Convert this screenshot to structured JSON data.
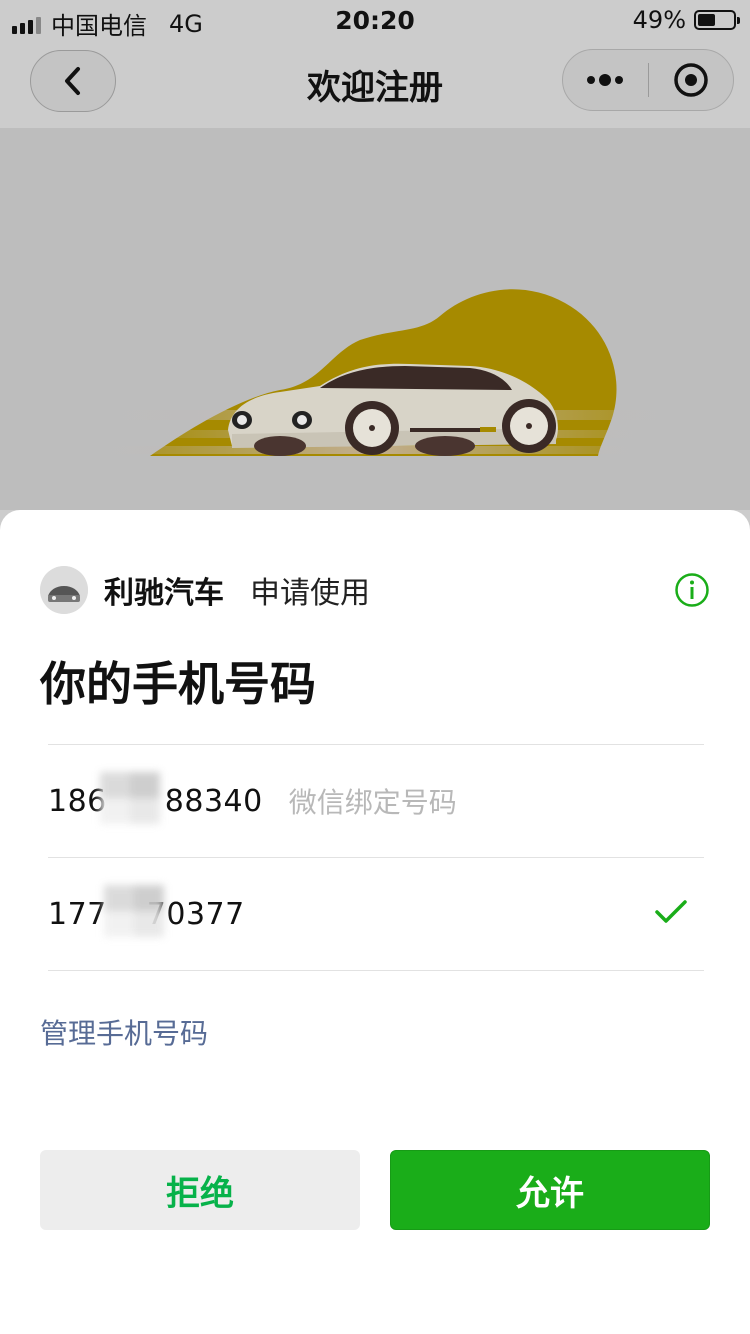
{
  "status_bar": {
    "carrier": "中国电信",
    "network": "4G",
    "time": "20:20",
    "battery_text": "49%",
    "battery_level": 0.49
  },
  "nav": {
    "title": "欢迎注册",
    "back_icon": "chevron-left-icon",
    "more_icon": "more-dots-icon",
    "close_icon": "target-circle-icon"
  },
  "sheet": {
    "app_name": "利驰汽车",
    "request_text": "申请使用",
    "info_icon": "info-icon",
    "title": "你的手机号码",
    "phones": [
      {
        "prefix": "186",
        "suffix": "88340",
        "note": "微信绑定号码",
        "selected": false
      },
      {
        "prefix": "177",
        "suffix": "70377",
        "note": "",
        "selected": true
      }
    ],
    "manage_link": "管理手机号码",
    "reject_label": "拒绝",
    "allow_label": "允许"
  },
  "colors": {
    "accent_green": "#1aad19",
    "reject_text": "#07b24a",
    "link_blue": "#576b95",
    "hero_yellow": "#a68a00"
  }
}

———

**Requirements:**
Repeat the data exactly, excluding the pictures.

**Correct answer:**
Convert this screenshot to structured JSON data.
{
  "status_bar": {
    "carrier": "中国电信",
    "network": "4G",
    "time": "20:20",
    "battery_text": "49%",
    "battery_level": 0.49
  },
  "nav": {
    "title": "欢迎注册",
    "back_icon": "chevron-left-icon",
    "more_icon": "more-dots-icon",
    "close_icon": "target-circle-icon"
  },
  "sheet": {
    "app_name": "利驰汽车",
    "request_text": "申请使用",
    "info_icon": "info-icon",
    "title": "你的手机号码",
    "phones": [
      {
        "prefix": "186",
        "suffix": "88340",
        "note": "微信绑定号码",
        "selected": false
      },
      {
        "prefix": "177",
        "suffix": "70377",
        "note": "",
        "selected": true
      }
    ],
    "manage_link": "管理手机号码",
    "reject_label": "拒绝",
    "allow_label": "允许"
  },
  "colors": {
    "accent_green": "#1aad19",
    "reject_text": "#07b24a",
    "link_blue": "#576b95",
    "hero_yellow": "#a68a00"
  }
}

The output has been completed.